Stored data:
▶

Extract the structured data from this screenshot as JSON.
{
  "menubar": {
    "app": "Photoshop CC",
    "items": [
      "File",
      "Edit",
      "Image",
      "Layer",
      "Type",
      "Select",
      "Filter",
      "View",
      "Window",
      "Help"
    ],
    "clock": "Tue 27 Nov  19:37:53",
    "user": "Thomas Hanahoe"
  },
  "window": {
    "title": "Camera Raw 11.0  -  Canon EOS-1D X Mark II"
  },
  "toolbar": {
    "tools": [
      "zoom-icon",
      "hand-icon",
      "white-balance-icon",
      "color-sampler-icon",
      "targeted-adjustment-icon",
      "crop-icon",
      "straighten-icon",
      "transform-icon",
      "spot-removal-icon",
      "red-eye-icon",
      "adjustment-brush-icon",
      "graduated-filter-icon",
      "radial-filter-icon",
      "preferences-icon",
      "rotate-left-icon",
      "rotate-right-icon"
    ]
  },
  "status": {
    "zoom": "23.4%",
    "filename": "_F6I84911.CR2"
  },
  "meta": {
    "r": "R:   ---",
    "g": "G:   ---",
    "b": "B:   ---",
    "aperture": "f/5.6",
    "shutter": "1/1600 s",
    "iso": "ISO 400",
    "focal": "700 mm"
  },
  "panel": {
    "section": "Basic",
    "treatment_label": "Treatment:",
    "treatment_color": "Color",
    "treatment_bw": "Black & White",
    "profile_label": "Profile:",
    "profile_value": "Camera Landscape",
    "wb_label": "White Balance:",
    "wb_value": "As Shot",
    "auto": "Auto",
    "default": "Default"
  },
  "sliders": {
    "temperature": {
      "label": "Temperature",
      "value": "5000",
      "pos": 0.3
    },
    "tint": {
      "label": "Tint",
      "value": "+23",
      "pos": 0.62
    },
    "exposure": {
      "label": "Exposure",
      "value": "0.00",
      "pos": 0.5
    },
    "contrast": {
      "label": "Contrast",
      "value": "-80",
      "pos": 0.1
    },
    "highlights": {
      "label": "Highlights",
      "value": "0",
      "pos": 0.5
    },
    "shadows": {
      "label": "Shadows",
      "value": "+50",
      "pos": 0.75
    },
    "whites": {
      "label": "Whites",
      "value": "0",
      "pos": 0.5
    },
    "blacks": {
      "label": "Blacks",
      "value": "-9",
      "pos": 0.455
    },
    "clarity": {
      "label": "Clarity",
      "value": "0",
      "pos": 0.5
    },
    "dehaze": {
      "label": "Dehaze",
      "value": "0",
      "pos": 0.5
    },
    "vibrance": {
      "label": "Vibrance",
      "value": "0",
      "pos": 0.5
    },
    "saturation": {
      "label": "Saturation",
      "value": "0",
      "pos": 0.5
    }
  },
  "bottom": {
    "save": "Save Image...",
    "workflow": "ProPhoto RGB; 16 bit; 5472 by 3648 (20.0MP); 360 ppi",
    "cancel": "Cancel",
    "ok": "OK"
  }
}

◀

YOUR INSTRUCTIONS:
Copy every line of the listing that includes the string "Camera".

CORRECT ANSWER:
    "title": "Camera Raw 11.0  -  Canon EOS-1D X Mark II"
    "profile_value": "Camera Landscape",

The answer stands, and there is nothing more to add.